(ASSIGNED TASK):
Return a copy of each line in the listing that includes the word "name".

(STORED DATA):
+++

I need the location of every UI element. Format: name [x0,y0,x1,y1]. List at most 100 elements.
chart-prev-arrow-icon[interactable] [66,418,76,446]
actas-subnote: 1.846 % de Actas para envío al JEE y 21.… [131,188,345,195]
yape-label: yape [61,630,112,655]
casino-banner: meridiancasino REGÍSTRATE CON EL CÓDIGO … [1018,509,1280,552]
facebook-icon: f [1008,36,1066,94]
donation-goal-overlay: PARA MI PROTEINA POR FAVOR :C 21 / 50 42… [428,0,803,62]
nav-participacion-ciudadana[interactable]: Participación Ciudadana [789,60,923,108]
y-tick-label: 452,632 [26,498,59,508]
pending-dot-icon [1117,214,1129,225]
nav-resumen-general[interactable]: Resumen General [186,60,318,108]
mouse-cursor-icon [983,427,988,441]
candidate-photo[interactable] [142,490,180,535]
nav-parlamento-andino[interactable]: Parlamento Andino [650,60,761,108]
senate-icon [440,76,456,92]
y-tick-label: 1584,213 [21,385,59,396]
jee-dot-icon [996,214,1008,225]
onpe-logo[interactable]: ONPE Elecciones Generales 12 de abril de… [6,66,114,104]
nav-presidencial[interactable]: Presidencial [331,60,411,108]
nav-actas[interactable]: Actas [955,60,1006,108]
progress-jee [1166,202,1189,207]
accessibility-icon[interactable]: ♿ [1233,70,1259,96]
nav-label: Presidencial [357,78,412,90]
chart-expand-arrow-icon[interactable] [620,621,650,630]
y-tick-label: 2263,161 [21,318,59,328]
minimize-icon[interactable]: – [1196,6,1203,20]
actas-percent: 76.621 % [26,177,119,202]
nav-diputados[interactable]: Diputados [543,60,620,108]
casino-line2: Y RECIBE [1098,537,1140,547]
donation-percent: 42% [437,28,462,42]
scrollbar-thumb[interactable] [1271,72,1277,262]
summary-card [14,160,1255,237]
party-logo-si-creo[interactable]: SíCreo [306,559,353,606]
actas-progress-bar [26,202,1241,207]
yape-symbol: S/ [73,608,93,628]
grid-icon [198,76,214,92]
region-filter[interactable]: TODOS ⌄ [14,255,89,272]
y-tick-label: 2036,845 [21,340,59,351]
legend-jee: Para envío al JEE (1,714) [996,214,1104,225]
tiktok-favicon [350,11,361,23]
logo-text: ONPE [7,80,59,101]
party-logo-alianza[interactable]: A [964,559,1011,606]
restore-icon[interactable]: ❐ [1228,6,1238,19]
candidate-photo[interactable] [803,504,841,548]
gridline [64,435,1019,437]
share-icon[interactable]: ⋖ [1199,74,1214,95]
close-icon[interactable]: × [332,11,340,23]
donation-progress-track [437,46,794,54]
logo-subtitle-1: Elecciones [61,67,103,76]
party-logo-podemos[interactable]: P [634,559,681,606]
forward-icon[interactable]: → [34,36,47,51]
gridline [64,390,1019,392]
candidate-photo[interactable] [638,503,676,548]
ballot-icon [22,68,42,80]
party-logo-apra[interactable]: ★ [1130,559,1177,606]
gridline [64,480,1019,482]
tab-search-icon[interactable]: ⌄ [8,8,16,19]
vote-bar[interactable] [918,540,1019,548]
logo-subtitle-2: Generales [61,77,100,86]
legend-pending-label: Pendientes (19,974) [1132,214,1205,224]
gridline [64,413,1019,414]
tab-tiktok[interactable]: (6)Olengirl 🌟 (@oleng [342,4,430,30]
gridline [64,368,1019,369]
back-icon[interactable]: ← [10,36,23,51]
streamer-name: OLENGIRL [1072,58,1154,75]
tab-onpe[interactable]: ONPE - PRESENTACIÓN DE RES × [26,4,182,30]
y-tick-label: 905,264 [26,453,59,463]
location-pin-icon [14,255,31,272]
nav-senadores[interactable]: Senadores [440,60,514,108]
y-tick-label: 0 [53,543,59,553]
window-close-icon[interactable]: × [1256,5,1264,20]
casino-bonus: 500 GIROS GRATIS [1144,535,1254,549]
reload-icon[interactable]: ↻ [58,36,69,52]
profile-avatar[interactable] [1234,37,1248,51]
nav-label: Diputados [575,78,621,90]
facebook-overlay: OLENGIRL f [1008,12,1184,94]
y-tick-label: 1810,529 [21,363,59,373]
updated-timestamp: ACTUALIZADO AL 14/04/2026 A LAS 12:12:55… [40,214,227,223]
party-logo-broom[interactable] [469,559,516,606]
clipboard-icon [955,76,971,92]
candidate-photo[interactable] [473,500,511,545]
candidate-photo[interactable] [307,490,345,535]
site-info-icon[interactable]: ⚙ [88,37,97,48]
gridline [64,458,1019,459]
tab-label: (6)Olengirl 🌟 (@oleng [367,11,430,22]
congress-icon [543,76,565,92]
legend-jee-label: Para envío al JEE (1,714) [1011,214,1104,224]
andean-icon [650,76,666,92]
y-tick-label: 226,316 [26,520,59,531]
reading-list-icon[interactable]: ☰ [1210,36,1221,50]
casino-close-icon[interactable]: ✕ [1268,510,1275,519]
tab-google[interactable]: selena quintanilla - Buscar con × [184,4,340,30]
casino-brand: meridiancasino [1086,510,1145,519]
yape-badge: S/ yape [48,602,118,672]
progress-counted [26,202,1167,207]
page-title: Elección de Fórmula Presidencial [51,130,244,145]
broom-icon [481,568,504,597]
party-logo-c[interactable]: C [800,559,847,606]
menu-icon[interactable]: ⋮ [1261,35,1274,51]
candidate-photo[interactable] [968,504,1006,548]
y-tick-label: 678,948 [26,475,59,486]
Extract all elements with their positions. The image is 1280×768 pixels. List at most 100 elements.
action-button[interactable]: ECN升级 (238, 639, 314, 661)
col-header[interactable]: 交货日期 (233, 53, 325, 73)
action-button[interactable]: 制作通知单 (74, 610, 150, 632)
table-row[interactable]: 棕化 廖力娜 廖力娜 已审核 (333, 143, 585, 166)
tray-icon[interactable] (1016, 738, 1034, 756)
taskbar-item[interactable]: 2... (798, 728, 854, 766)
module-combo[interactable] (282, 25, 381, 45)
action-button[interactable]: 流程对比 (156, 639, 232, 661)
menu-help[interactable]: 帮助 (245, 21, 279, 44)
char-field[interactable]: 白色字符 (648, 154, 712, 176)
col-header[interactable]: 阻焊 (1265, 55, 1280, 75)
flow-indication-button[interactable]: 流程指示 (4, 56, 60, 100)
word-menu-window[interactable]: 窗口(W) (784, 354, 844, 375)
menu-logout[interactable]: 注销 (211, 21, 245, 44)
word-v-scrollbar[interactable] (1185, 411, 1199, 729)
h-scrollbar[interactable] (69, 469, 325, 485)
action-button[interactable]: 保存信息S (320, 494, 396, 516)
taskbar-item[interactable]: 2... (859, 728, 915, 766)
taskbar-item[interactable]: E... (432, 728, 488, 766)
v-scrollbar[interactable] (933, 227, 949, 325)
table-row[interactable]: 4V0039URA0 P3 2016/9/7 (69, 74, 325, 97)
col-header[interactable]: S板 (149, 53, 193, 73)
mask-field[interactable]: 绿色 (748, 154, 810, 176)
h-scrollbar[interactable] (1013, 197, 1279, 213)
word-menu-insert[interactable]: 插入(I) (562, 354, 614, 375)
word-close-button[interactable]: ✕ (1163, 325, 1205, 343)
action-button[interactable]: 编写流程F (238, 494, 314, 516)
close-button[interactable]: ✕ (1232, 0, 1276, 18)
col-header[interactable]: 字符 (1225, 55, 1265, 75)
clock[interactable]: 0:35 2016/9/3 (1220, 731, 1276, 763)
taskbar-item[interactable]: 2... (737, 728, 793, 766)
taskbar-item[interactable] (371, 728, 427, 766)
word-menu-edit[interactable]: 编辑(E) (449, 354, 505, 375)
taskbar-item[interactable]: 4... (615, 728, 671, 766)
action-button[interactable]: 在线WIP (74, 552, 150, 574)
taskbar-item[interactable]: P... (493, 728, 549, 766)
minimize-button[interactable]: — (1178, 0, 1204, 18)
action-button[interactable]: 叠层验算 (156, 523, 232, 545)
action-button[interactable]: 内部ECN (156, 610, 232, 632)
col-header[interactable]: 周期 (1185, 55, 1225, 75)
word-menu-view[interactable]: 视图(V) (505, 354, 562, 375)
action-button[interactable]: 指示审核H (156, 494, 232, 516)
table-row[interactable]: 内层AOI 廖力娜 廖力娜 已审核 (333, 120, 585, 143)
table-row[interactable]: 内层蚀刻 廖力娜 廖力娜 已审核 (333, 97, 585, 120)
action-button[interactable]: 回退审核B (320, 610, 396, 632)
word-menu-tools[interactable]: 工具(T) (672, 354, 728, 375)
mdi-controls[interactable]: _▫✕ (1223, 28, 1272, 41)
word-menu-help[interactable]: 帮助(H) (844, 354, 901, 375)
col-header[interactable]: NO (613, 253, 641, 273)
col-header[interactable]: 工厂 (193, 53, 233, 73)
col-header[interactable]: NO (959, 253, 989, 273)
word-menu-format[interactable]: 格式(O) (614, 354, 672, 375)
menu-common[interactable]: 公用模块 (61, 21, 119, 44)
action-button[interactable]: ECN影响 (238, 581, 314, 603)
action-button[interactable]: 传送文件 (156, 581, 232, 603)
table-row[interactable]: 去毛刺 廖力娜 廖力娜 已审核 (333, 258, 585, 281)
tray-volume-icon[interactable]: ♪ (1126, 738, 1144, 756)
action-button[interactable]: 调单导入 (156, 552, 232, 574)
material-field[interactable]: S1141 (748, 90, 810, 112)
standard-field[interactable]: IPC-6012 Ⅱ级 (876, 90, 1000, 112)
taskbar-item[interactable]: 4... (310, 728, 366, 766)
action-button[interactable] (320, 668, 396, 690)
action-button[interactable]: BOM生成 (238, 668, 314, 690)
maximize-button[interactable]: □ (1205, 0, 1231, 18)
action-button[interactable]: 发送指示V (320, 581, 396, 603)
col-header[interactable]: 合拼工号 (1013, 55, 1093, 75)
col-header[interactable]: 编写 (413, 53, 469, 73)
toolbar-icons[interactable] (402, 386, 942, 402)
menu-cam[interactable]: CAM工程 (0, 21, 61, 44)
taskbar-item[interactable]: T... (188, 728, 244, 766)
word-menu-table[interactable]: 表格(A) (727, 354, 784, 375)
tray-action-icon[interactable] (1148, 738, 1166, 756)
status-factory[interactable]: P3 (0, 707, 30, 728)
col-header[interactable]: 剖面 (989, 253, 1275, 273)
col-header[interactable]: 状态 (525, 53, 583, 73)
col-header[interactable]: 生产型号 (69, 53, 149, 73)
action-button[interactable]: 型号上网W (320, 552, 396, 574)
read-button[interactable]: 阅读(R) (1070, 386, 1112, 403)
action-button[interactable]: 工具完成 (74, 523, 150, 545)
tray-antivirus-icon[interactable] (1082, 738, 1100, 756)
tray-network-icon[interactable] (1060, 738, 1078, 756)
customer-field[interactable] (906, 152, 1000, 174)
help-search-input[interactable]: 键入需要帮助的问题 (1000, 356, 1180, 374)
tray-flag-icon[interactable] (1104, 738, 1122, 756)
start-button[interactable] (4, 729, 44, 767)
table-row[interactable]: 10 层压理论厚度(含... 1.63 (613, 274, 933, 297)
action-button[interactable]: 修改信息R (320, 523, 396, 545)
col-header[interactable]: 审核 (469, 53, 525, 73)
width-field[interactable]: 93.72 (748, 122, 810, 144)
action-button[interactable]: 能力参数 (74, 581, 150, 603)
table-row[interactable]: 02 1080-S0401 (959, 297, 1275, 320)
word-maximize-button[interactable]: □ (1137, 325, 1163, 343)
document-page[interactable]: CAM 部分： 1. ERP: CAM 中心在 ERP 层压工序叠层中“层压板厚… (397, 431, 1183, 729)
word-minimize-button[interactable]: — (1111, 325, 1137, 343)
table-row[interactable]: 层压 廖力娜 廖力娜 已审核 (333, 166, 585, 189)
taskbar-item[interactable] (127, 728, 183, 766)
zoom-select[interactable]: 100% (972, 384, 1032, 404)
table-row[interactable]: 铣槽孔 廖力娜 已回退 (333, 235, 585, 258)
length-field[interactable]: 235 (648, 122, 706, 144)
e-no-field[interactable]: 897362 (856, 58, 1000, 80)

+++

(RESPONSE TO THE TASK):
I need the location of every UI element. Format: name [x0,y0,x1,y1]. List at most 100 elements.
streamer-name: OLENGIRL [1072,58,1154,75]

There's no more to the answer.